Copy the lines below word for word, starting at the first line and ending at the line that contains "- garnish-heading: Garnish: [1112, 643, 1272, 691]", with both included.

----- Records supplied -----

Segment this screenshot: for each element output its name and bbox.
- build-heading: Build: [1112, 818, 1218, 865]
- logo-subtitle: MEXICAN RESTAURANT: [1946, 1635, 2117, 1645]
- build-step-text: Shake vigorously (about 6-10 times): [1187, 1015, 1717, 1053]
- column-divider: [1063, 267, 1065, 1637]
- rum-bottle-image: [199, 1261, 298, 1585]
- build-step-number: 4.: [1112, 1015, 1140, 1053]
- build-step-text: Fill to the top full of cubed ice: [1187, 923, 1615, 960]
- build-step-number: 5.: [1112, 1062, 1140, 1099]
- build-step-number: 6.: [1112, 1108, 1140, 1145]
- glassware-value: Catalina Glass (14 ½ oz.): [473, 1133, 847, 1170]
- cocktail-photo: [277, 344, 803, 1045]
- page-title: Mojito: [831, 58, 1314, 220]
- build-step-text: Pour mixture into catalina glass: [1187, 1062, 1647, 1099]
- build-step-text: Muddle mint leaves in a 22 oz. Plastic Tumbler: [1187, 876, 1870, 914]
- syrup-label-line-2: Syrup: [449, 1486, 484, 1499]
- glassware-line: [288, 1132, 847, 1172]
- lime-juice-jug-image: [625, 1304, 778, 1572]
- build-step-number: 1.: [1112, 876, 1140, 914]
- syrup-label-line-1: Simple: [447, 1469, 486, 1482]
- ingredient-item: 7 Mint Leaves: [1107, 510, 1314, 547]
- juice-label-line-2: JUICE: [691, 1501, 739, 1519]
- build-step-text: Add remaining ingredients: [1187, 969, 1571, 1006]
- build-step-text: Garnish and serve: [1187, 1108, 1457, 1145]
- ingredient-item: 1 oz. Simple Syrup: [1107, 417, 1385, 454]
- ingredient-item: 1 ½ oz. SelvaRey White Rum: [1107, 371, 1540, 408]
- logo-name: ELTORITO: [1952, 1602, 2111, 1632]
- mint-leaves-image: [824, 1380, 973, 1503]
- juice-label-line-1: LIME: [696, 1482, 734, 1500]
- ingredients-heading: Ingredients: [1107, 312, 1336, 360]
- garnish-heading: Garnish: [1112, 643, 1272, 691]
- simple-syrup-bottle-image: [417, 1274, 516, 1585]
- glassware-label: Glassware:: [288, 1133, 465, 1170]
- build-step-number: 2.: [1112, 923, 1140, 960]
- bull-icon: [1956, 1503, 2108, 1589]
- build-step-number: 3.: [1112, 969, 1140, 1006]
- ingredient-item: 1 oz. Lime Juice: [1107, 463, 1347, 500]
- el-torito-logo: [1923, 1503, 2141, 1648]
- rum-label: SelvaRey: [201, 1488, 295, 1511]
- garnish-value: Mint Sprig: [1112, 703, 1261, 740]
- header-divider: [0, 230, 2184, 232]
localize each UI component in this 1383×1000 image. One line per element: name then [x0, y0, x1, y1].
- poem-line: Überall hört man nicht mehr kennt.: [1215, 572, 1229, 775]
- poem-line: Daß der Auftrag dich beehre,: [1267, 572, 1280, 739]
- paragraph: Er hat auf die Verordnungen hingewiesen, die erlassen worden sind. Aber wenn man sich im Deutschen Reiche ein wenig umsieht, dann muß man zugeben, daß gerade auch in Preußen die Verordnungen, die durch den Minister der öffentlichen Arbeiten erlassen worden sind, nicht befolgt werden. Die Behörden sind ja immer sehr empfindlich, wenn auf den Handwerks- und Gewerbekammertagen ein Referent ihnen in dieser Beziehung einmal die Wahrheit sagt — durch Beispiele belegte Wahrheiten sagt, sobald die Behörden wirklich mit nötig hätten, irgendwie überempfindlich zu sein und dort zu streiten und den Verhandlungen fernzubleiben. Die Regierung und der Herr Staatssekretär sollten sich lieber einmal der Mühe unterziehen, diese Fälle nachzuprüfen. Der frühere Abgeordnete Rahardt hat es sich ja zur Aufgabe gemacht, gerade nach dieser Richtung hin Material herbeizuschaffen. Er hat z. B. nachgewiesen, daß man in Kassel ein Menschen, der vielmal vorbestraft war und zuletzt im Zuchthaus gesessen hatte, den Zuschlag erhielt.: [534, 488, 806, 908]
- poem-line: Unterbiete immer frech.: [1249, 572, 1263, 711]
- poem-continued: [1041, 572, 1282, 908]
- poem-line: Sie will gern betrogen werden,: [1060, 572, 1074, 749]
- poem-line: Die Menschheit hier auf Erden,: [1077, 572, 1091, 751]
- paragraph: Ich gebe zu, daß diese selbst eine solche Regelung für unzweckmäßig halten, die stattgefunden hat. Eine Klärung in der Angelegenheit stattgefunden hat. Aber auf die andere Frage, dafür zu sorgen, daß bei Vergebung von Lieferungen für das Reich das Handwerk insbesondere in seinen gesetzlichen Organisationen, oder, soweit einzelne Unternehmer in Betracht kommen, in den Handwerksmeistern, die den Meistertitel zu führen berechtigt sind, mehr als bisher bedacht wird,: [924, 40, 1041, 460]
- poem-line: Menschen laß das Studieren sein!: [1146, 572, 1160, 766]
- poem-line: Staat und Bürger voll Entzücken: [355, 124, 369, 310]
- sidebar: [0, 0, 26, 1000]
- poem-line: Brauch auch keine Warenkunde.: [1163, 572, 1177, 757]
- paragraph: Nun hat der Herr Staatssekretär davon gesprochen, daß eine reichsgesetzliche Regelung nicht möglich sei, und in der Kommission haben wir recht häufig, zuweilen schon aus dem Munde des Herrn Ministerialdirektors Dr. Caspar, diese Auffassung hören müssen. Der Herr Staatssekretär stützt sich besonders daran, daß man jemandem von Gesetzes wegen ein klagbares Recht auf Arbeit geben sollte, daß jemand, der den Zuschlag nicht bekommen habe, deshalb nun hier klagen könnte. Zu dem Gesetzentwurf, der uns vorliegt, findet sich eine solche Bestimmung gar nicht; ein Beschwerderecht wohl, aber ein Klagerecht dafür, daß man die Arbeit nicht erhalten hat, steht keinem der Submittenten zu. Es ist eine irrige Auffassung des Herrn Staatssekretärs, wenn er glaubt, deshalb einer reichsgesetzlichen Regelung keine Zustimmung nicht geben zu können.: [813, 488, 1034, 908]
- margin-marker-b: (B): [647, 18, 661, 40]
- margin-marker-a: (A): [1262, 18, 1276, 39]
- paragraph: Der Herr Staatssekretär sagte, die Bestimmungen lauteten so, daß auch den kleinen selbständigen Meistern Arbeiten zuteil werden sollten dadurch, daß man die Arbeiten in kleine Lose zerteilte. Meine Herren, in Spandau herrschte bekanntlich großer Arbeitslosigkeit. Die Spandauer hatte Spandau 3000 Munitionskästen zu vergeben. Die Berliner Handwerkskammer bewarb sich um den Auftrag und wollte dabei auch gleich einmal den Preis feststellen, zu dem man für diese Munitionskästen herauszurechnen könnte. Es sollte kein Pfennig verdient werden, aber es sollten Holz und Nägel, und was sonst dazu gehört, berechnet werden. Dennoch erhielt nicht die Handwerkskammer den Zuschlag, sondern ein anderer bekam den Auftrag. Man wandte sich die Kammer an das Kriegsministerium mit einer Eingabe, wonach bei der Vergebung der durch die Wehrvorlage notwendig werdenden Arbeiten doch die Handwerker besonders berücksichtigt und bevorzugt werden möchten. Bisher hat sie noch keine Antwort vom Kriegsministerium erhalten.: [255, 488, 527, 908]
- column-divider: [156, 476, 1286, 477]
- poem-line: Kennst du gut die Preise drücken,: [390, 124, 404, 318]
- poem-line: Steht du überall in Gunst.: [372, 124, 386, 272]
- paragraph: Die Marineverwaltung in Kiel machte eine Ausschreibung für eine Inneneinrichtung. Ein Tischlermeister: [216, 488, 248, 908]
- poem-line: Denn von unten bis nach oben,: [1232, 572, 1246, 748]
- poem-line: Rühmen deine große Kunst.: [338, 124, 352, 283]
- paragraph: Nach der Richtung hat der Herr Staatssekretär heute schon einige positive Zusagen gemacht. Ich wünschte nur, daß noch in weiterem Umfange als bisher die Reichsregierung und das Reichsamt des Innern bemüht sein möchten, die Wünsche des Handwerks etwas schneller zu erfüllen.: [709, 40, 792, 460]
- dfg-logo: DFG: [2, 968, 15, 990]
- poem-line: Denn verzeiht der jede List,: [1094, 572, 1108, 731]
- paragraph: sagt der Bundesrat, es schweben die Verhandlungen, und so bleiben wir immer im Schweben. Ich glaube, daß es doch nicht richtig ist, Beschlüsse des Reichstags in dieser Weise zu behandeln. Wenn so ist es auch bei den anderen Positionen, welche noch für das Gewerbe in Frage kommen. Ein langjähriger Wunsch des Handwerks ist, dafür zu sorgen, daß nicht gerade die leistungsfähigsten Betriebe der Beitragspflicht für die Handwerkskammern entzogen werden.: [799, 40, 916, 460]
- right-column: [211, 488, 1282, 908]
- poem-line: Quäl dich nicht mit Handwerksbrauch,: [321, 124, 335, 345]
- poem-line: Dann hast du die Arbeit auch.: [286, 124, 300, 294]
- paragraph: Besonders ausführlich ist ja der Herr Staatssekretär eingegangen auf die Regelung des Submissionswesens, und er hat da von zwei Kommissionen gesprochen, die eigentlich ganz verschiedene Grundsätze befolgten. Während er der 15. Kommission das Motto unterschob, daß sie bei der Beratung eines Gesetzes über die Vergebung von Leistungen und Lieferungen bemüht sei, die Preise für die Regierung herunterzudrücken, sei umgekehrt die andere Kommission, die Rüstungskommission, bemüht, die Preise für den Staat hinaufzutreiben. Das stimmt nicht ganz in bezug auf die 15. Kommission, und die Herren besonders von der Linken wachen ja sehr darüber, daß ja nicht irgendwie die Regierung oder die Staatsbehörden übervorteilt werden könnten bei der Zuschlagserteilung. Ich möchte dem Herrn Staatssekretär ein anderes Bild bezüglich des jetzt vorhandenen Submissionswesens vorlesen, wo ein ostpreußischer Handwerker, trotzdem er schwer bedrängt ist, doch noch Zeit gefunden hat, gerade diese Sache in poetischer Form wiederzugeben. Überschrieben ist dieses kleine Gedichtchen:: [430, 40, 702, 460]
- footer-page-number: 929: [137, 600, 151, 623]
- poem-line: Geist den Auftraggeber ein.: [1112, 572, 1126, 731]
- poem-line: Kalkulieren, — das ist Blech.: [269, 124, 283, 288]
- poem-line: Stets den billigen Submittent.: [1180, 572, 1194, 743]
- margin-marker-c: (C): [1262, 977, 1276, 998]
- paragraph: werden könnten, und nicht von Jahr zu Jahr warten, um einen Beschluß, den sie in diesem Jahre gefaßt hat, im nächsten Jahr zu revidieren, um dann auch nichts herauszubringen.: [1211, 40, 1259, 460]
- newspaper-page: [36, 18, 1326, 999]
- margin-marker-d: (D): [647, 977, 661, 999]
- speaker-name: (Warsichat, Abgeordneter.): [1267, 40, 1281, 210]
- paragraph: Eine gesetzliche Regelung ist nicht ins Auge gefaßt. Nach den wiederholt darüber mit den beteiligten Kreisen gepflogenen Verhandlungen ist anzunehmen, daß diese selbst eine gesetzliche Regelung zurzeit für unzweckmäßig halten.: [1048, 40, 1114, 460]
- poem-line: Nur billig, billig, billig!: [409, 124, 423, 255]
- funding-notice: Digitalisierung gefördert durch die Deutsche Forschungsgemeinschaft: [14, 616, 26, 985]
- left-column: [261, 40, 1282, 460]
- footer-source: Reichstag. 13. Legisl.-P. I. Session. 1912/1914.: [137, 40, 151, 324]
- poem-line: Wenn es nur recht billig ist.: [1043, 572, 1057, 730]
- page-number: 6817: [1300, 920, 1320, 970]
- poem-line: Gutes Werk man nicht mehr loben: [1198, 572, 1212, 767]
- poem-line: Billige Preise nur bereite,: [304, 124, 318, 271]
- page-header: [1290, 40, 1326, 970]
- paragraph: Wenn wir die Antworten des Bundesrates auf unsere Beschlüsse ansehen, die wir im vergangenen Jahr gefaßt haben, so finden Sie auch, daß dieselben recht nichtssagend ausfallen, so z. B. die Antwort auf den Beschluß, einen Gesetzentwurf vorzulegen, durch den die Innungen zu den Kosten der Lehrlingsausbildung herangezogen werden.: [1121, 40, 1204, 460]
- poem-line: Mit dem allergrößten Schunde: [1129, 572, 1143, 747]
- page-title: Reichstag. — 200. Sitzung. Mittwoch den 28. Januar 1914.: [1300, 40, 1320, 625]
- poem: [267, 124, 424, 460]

-----

[Task result]
Segment this screenshot: for each element output its name and bbox.
- build-heading: Build: [1112, 818, 1218, 865]
- logo-subtitle: MEXICAN RESTAURANT: [1946, 1635, 2117, 1645]
- build-step-text: Shake vigorously (about 6-10 times): [1187, 1015, 1717, 1053]
- column-divider: [1063, 267, 1065, 1637]
- rum-bottle-image: [199, 1261, 298, 1585]
- build-step-number: 4.: [1112, 1015, 1140, 1053]
- build-step-text: Fill to the top full of cubed ice: [1187, 923, 1615, 960]
- build-step-number: 5.: [1112, 1062, 1140, 1099]
- build-step-number: 6.: [1112, 1108, 1140, 1145]
- glassware-value: Catalina Glass (14 ½ oz.): [473, 1133, 847, 1170]
- cocktail-photo: [277, 344, 803, 1045]
- page-title: Mojito: [831, 58, 1314, 220]
- build-step-text: Pour mixture into catalina glass: [1187, 1062, 1647, 1099]
- build-step-text: Muddle mint leaves in a 22 oz. Plastic Tumbler: [1187, 876, 1870, 914]
- syrup-label-line-2: Syrup: [449, 1486, 484, 1499]
- glassware-line: [288, 1132, 847, 1172]
- lime-juice-jug-image: [625, 1304, 778, 1572]
- build-step-number: 1.: [1112, 876, 1140, 914]
- syrup-label-line-1: Simple: [447, 1469, 486, 1482]
- ingredient-item: 7 Mint Leaves: [1107, 510, 1314, 547]
- juice-label-line-2: JUICE: [691, 1501, 739, 1519]
- build-step-text: Add remaining ingredients: [1187, 969, 1571, 1006]
- build-step-text: Garnish and serve: [1187, 1108, 1457, 1145]
- ingredient-item: 1 oz. Simple Syrup: [1107, 417, 1385, 454]
- ingredient-item: 1 ½ oz. SelvaRey White Rum: [1107, 371, 1540, 408]
- logo-name: ELTORITO: [1952, 1602, 2111, 1632]
- mint-leaves-image: [824, 1380, 973, 1503]
- juice-label-line-1: LIME: [696, 1482, 734, 1500]
- ingredients-heading: Ingredients: [1107, 312, 1336, 360]
- garnish-heading: Garnish: [1112, 643, 1272, 691]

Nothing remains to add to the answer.